Exercise directions - Reproduce every row of the source data below, character for character, with no changes.
* begin Data excerpts *
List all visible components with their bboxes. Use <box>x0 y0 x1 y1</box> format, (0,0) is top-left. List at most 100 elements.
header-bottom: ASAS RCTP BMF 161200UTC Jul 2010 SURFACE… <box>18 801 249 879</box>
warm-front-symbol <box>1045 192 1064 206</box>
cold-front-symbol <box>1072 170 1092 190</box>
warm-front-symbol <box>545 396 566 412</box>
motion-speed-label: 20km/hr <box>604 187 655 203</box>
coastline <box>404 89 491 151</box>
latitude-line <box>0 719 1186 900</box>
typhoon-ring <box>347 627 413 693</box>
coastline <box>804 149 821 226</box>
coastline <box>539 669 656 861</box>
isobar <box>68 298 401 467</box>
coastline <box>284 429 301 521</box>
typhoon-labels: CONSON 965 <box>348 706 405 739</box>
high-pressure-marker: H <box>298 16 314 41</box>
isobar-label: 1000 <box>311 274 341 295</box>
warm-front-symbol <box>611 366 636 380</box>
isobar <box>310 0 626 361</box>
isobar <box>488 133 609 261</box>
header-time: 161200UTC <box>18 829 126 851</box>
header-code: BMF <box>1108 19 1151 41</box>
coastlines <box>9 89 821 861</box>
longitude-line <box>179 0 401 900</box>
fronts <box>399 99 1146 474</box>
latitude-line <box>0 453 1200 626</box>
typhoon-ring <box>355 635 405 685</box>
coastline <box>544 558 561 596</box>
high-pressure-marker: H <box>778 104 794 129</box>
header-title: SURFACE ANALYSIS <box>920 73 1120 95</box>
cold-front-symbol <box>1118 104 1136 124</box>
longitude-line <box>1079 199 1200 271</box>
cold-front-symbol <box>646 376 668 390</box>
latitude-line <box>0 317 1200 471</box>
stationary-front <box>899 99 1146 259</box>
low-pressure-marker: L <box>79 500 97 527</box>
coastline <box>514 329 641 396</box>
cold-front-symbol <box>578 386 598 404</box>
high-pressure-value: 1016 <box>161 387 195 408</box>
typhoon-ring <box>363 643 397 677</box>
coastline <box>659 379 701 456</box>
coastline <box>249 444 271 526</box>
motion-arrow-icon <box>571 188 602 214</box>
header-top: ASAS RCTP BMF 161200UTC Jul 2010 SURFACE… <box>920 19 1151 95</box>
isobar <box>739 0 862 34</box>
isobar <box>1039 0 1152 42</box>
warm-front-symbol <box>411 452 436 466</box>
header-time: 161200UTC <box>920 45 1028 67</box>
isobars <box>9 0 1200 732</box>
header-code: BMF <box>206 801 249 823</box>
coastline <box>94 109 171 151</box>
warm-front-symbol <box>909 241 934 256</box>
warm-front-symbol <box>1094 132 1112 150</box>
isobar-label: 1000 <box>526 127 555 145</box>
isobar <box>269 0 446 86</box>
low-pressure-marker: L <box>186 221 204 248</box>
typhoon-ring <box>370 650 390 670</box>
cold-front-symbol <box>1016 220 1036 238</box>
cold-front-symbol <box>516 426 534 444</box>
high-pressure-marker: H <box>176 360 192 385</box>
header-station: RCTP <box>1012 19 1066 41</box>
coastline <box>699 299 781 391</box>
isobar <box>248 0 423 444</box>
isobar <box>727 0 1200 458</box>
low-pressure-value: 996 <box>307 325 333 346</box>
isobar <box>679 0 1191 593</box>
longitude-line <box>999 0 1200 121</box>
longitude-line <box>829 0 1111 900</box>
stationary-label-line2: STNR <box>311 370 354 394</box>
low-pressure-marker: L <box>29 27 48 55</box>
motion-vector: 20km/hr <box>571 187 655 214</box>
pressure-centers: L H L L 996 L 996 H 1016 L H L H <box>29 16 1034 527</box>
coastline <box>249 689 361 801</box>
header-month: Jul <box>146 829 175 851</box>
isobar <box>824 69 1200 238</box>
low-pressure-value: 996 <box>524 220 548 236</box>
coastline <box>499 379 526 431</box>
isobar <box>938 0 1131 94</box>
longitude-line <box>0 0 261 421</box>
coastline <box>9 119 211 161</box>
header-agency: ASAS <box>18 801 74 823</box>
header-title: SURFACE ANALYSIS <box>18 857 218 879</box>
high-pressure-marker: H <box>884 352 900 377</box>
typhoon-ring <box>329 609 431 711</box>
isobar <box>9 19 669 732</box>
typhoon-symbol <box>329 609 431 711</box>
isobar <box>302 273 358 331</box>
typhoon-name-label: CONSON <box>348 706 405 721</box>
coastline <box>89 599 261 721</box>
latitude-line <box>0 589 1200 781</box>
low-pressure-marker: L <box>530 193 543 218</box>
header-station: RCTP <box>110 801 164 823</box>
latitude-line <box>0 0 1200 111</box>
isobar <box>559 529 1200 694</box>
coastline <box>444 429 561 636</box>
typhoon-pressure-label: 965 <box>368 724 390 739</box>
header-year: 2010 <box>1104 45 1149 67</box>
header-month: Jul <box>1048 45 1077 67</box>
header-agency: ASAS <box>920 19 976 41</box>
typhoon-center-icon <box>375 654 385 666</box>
* end Data excerpts *
The completed task -
List all visible components with their bboxes. Use <box>x0 y0 x1 y1</box> format, (0,0) is top-left. List at most 100 elements.
header-bottom: ASAS RCTP BMF 161200UTC Jul 2010 SURFACE… <box>18 801 249 879</box>
warm-front-symbol <box>1045 192 1064 206</box>
cold-front-symbol <box>1072 170 1092 190</box>
warm-front-symbol <box>545 396 566 412</box>
motion-speed-label: 20km/hr <box>604 187 655 203</box>
coastline <box>404 89 491 151</box>
latitude-line <box>0 719 1186 900</box>
typhoon-ring <box>347 627 413 693</box>
coastline <box>804 149 821 226</box>
coastline <box>539 669 656 861</box>
isobar <box>68 298 401 467</box>
coastline <box>284 429 301 521</box>
typhoon-labels: CONSON 965 <box>348 706 405 739</box>
high-pressure-marker: H <box>298 16 314 41</box>
isobar-label: 1000 <box>311 274 341 295</box>
warm-front-symbol <box>611 366 636 380</box>
isobar <box>310 0 626 361</box>
isobar <box>488 133 609 261</box>
header-time: 161200UTC <box>18 829 126 851</box>
header-code: BMF <box>1108 19 1151 41</box>
coastlines <box>9 89 821 861</box>
longitude-line <box>179 0 401 900</box>
fronts <box>399 99 1146 474</box>
latitude-line <box>0 453 1200 626</box>
typhoon-ring <box>355 635 405 685</box>
coastline <box>544 558 561 596</box>
high-pressure-marker: H <box>778 104 794 129</box>
header-title: SURFACE ANALYSIS <box>920 73 1120 95</box>
cold-front-symbol <box>1118 104 1136 124</box>
longitude-line <box>1079 199 1200 271</box>
cold-front-symbol <box>646 376 668 390</box>
latitude-line <box>0 317 1200 471</box>
stationary-front <box>899 99 1146 259</box>
low-pressure-marker: L <box>79 500 97 527</box>
coastline <box>514 329 641 396</box>
cold-front-symbol <box>578 386 598 404</box>
high-pressure-value: 1016 <box>161 387 195 408</box>
typhoon-ring <box>363 643 397 677</box>
coastline <box>659 379 701 456</box>
coastline <box>249 444 271 526</box>
motion-arrow-icon <box>571 188 602 214</box>
header-top: ASAS RCTP BMF 161200UTC Jul 2010 SURFACE… <box>920 19 1151 95</box>
isobar <box>739 0 862 34</box>
isobar <box>1039 0 1152 42</box>
warm-front-symbol <box>411 452 436 466</box>
header-time: 161200UTC <box>920 45 1028 67</box>
isobars <box>9 0 1200 732</box>
header-code: BMF <box>206 801 249 823</box>
coastline <box>94 109 171 151</box>
warm-front-symbol <box>909 241 934 256</box>
warm-front-symbol <box>1094 132 1112 150</box>
isobar-label: 1000 <box>526 127 555 145</box>
isobar <box>269 0 446 86</box>
low-pressure-marker: L <box>186 221 204 248</box>
typhoon-ring <box>370 650 390 670</box>
cold-front-symbol <box>1016 220 1036 238</box>
cold-front-symbol <box>516 426 534 444</box>
high-pressure-marker: H <box>176 360 192 385</box>
header-station: RCTP <box>1012 19 1066 41</box>
coastline <box>699 299 781 391</box>
isobar <box>248 0 423 444</box>
isobar <box>727 0 1200 458</box>
low-pressure-value: 996 <box>307 325 333 346</box>
isobar <box>679 0 1191 593</box>
longitude-line <box>999 0 1200 121</box>
longitude-line <box>829 0 1111 900</box>
stationary-label-line2: STNR <box>311 370 354 394</box>
low-pressure-marker: L <box>29 27 48 55</box>
motion-vector: 20km/hr <box>571 187 655 214</box>
pressure-centers: L H L L 996 L 996 H 1016 L H L H <box>29 16 1034 527</box>
coastline <box>249 689 361 801</box>
header-month: Jul <box>146 829 175 851</box>
isobar <box>824 69 1200 238</box>
low-pressure-value: 996 <box>524 220 548 236</box>
coastline <box>499 379 526 431</box>
isobar <box>938 0 1131 94</box>
longitude-line <box>0 0 261 421</box>
coastline <box>9 119 211 161</box>
header-agency: ASAS <box>18 801 74 823</box>
header-title: SURFACE ANALYSIS <box>18 857 218 879</box>
high-pressure-marker: H <box>884 352 900 377</box>
typhoon-ring <box>329 609 431 711</box>
isobar <box>9 19 669 732</box>
typhoon-symbol <box>329 609 431 711</box>
isobar <box>302 273 358 331</box>
typhoon-name-label: CONSON <box>348 706 405 721</box>
coastline <box>89 599 261 721</box>
latitude-line <box>0 589 1200 781</box>
low-pressure-marker: L <box>530 193 543 218</box>
header-station: RCTP <box>110 801 164 823</box>
latitude-line <box>0 0 1200 111</box>
isobar <box>559 529 1200 694</box>
coastline <box>444 429 561 636</box>
typhoon-pressure-label: 965 <box>368 724 390 739</box>
header-year: 2010 <box>1104 45 1149 67</box>
header-month: Jul <box>1048 45 1077 67</box>
header-agency: ASAS <box>920 19 976 41</box>
typhoon-center-icon <box>375 654 385 666</box>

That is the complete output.